*Your tasks*
1. In the morning call below, what multiple has the gap between semiconductors' market cap share and revenue share surpassed?
2. Transcribe a stretch of the morning call below, starting at the words "https://www.barchart.com/stocks/momentum" and stopping after "a developing downtrend.".

##### Given passage #####

The Morning Call
6/18/26
The Market is closed tomorrow; so
I will see you on Monday.
The
Market
Technical
Wednesday in the
charts.
https://www.zerohedge.com/markets/markets-manic-oil-flat-trump-warsh-dominate-liquidity-plummets
Summary:
Despite Trump's headline roulette (bombs away, Israel
chill, reserves tight, MOU signing timing), markets were relatively
calm into The Fed (with strong retail sales and home sales)... but
a dramatically hawkish shift in the 'dots' and the statement
sent stocks and gold lower and (short-end) bond yields and the dollar
higher. A manic day for many who weren't expecting such a shift from
Warsh:
Wednesday
in the technical stats.
https://www.barchart.com/stocks/momentum
https://www.barchart.com/stocks/market-performance
https://www.barchart.com/stocks/sectors/rankings
https://www.barchart.com/stocks/signals/new-recommendations
Note: the S&P
failed to reach its old high and has now set a new lower high. Support exists
at its 50 DMA (~7301) which the index bounced of off to start the latest rally
and the prior low (~7267)---if it breaks that level, the index will have set a
lower high and a lower low, indicating a developing downtrend.
Margin debt jumps
to record high.
https://www.advisorperspectives.com/dshort/updates/2026/06/16/margin-debt-finra
Semis: the new
systematic risk.
https://www.zerohedge.com/the-market-ear/semis-new-systemic-risk
Summary:
Semiconductors keep ripping, but the story is no longer just about earnings and
AI. The sector has become so large and so crowded that semiconductor volatility
is increasingly becoming a market risk in itself. The trend remains
powerful. The question is whether investors are prepared for the next
volatility shock. Semiconductors have become so large and so crowded that they
are increasingly a source of market risk. Rising semiconductor volatility
combined with elevated investor exposure raises the odds of more frequent VaR
shocks, similar to the selloff seen in early June, writes JPM's Nikos. The
concentration is becoming extreme. Semiconductor stocks now account for a much
larger share of global equity market capitalization than their share of
revenues would justify. In fact, the gap between market cap share and revenue
share has surpassed 6x, more than double the equivalent ratio for the
Magnificent 7. The more crowded the trade becomes, the greater the risk that
even a modest disappointment triggers forced selling.

##### Material provided #####

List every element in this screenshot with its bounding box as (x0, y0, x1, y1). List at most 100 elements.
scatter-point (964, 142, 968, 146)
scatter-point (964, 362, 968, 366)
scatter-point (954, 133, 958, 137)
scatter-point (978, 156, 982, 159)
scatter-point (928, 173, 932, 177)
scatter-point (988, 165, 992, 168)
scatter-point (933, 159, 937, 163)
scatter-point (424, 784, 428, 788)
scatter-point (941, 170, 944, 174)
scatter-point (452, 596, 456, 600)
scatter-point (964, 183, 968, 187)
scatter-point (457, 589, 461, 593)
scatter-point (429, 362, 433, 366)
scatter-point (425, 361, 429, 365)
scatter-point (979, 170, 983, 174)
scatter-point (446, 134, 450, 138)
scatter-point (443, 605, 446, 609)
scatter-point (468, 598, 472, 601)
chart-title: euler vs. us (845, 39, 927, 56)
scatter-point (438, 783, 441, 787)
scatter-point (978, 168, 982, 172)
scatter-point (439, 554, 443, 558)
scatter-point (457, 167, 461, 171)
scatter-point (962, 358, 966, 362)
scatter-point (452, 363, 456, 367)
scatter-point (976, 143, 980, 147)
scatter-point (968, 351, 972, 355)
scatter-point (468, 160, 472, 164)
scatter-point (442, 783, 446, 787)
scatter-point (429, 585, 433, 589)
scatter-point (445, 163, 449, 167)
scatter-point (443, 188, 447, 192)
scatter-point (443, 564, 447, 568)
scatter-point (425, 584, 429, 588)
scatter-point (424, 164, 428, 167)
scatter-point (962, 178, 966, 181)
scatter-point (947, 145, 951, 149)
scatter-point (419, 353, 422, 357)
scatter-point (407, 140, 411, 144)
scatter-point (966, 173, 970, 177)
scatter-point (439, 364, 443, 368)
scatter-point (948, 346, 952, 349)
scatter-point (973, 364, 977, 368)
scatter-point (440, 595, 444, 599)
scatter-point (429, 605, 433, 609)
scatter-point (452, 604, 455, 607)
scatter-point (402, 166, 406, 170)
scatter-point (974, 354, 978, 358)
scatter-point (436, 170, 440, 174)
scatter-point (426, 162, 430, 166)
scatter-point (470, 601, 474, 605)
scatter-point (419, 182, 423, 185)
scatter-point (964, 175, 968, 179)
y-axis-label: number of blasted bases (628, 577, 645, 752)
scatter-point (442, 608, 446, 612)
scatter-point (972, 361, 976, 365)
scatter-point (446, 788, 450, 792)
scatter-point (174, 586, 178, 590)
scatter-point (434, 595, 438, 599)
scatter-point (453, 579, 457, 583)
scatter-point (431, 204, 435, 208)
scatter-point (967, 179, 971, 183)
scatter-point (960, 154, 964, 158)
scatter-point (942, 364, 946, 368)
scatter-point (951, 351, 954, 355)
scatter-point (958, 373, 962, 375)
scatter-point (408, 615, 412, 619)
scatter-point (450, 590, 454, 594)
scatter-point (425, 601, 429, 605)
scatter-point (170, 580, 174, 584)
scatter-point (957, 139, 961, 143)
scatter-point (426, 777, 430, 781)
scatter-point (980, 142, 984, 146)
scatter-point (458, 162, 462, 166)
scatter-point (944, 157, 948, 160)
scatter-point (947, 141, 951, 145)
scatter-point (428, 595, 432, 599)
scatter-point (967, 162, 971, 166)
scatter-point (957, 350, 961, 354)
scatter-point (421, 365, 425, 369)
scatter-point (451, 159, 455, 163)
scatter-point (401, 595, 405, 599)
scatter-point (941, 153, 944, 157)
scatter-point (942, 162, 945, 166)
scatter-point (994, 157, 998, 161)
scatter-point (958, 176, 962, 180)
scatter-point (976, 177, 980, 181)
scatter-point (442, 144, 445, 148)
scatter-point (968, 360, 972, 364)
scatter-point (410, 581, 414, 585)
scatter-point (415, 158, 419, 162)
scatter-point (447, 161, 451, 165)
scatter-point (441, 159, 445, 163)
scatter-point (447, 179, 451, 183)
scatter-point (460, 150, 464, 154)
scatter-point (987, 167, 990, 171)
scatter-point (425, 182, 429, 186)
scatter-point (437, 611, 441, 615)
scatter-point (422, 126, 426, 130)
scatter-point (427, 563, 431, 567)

#####

*Results in order*
1. More than 6x.

2.
https://www.barchart.com/stocks/momentum
https://www.barchart.com/stocks/market-performance
https://www.barchart.com/stocks/sectors/rankings
https://www.barchart.com/stocks/signals/new-recommendations
Note: the S&P
failed to reach its old high and has now set a new lower high. Support exists
at its 50 DMA (~7301) which the index bounced of off to start the latest rally
and the prior low (~7267)---if it breaks that level, the index will have set a
lower high and a lower low, indicating a developing downtrend.